## Aim of the task
Look through the data and write out every line with the word "ylabel" in it.

## Material provided

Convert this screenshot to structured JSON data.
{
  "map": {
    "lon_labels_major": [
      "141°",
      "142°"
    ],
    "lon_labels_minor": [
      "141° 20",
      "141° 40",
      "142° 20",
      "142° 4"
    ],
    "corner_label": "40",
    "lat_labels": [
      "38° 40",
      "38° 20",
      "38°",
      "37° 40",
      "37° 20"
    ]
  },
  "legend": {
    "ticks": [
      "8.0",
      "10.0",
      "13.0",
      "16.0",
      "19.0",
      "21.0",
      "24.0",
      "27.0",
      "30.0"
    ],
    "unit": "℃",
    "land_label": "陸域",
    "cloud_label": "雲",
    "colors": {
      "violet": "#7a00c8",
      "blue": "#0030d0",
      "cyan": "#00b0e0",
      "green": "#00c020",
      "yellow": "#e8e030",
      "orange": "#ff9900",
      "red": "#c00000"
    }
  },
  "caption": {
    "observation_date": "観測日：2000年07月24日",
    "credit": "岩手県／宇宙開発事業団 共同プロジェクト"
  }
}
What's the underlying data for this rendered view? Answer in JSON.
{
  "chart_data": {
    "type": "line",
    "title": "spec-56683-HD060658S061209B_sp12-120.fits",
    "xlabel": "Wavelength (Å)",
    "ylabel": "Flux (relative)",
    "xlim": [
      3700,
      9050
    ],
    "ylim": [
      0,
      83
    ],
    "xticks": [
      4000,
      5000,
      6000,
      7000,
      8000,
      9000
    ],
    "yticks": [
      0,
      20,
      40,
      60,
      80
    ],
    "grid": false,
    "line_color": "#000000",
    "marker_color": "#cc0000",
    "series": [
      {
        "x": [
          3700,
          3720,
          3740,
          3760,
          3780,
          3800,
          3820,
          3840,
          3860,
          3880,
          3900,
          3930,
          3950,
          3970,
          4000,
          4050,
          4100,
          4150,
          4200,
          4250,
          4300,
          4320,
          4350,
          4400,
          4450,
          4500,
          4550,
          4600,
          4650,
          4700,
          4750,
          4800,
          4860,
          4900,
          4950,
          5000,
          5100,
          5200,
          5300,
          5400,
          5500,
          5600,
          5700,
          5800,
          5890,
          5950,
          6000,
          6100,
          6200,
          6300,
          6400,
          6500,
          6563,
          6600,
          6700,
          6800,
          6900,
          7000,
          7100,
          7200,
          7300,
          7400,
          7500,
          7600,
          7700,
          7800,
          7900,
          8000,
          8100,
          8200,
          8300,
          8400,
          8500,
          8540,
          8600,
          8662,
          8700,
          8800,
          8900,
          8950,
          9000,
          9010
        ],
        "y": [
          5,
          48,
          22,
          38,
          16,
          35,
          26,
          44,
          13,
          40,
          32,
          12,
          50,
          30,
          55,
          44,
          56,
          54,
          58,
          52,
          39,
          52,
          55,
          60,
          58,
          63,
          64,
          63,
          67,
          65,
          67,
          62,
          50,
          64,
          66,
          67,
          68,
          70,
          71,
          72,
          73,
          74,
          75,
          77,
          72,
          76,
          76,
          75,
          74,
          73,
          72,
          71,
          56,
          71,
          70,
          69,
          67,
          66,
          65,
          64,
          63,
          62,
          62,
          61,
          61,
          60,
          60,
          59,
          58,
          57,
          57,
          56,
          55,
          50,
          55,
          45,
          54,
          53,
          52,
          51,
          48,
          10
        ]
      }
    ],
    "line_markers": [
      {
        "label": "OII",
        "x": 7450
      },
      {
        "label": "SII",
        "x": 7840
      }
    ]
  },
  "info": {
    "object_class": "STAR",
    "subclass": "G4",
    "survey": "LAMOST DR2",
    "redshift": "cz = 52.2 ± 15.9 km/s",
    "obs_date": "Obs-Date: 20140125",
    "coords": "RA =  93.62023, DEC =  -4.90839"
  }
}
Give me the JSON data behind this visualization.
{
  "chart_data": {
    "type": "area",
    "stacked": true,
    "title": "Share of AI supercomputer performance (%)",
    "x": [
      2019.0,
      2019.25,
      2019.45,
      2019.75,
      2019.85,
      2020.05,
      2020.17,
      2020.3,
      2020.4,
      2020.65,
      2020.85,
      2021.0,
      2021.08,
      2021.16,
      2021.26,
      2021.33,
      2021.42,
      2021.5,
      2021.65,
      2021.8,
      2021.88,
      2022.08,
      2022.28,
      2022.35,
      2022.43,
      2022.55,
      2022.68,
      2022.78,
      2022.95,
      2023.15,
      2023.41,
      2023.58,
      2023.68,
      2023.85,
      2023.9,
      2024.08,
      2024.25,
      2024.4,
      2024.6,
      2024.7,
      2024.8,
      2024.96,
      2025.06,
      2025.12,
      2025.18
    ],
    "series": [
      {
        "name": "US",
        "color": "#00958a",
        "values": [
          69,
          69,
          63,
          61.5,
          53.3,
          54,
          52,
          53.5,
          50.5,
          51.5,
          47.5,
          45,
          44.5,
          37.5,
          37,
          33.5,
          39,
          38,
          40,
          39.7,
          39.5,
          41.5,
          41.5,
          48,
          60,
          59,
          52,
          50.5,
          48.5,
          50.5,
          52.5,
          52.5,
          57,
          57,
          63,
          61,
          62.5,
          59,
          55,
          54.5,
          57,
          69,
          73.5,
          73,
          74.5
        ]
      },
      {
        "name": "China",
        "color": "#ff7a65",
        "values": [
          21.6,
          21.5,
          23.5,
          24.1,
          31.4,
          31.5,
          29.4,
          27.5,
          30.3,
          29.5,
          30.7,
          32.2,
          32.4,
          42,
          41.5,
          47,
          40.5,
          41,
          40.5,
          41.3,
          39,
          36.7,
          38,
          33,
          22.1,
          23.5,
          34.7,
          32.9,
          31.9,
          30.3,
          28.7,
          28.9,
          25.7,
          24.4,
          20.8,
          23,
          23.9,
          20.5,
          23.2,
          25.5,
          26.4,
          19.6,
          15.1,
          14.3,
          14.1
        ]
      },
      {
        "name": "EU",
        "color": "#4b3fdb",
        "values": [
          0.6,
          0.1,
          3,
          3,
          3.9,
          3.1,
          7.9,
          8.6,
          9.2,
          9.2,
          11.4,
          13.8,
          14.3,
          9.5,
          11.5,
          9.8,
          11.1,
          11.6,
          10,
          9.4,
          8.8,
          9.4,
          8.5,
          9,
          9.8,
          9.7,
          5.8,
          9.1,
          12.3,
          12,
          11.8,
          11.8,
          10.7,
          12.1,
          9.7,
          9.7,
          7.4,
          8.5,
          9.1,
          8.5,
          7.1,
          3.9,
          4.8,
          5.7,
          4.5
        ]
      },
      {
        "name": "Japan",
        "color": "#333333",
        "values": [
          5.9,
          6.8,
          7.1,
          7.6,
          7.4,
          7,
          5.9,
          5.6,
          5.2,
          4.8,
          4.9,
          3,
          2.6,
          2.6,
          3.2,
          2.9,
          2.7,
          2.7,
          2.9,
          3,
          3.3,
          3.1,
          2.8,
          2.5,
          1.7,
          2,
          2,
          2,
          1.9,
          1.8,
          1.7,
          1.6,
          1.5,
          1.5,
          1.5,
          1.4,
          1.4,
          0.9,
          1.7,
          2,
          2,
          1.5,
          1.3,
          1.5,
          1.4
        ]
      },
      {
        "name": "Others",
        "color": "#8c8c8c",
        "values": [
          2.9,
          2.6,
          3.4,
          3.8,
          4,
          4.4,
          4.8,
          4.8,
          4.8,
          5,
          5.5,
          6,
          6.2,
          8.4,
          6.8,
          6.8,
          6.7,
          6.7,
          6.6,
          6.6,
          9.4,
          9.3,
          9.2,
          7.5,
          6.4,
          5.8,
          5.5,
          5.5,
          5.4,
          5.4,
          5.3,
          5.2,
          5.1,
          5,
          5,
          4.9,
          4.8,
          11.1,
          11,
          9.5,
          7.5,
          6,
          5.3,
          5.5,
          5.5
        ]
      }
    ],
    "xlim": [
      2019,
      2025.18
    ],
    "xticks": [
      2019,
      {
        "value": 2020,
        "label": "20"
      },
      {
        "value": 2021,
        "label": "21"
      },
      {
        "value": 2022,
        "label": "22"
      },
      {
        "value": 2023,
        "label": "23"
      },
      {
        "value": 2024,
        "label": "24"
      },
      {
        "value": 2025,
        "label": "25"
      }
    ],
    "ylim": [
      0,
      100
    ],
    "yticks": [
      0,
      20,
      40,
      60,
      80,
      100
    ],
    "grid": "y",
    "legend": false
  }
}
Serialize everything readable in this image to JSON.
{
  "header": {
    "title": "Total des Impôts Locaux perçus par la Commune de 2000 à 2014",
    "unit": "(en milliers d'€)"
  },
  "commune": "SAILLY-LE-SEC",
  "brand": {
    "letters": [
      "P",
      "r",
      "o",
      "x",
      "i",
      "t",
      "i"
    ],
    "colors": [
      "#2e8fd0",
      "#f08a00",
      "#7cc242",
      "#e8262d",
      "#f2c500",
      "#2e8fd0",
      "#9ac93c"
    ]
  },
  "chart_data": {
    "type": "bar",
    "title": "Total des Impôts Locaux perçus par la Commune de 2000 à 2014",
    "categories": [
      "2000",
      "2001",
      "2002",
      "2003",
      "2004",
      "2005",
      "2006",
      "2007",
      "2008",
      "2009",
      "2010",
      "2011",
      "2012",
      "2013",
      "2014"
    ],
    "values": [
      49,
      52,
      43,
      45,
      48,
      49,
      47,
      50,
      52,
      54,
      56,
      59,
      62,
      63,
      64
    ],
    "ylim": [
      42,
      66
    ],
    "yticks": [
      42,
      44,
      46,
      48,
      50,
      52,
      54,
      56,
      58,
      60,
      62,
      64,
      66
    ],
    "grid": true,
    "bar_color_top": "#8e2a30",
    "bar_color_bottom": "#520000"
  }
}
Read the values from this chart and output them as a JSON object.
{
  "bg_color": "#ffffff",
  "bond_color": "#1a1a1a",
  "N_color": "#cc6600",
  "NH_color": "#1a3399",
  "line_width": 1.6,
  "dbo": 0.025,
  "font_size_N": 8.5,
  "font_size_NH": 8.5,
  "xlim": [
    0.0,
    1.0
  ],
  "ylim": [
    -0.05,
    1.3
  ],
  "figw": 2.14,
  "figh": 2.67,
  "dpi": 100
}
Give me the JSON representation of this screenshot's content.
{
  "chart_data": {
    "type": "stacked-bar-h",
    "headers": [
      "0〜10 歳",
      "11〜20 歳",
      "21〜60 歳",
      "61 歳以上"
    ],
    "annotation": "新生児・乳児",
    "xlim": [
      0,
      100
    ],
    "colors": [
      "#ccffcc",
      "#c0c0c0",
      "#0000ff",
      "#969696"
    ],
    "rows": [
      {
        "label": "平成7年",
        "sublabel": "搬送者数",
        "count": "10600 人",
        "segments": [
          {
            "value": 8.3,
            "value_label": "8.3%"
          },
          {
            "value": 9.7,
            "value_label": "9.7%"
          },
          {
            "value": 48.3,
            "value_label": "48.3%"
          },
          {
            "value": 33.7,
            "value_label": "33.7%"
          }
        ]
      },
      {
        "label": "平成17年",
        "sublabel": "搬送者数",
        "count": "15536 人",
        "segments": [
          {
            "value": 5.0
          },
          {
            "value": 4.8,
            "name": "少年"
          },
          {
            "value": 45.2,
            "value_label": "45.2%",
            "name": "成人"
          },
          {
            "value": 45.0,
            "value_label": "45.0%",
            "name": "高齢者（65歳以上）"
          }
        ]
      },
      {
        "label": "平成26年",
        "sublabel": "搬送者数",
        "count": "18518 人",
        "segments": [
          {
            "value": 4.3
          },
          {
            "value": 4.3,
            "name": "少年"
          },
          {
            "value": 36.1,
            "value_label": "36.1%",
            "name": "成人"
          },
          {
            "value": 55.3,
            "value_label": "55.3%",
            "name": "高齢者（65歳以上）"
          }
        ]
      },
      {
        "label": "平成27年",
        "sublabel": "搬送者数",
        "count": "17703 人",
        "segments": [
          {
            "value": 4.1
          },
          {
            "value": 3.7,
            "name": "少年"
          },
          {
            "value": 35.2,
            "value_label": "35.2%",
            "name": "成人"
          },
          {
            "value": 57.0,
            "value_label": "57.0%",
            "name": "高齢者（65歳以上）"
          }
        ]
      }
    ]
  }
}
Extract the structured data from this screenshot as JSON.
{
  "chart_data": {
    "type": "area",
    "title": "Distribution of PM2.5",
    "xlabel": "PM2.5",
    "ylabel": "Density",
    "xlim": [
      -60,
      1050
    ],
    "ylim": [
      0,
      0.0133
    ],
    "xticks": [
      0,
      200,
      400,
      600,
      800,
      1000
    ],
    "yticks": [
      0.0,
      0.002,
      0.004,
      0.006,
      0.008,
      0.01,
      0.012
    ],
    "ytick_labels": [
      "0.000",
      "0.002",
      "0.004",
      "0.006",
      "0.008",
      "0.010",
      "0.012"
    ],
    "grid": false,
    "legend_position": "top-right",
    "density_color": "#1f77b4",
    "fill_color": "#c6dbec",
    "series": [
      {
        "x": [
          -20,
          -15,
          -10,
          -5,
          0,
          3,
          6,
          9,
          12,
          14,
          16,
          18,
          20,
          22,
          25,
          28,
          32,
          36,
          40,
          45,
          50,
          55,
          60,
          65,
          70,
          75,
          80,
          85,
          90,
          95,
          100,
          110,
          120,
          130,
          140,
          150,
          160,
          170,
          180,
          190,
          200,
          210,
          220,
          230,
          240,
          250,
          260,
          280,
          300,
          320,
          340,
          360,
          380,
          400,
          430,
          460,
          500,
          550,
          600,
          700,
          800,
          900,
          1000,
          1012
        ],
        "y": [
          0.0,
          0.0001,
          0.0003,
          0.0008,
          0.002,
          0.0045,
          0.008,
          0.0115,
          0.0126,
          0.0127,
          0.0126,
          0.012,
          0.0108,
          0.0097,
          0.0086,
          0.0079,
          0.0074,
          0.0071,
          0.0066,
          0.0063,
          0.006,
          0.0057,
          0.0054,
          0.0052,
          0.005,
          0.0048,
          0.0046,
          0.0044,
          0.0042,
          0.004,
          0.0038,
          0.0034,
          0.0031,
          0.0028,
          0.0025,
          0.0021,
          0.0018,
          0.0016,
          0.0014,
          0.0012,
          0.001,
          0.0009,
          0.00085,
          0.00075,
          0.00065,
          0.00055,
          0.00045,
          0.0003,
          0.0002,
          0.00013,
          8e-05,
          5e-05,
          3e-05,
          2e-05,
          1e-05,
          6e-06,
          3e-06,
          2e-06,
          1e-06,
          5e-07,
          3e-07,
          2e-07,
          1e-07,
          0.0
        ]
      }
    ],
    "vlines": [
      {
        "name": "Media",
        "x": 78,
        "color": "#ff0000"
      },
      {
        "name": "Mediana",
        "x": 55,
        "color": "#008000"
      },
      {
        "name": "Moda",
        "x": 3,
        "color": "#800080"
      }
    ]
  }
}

## Solution
    "ylabel": "Flux (relative)",
    "ylabel": "Density",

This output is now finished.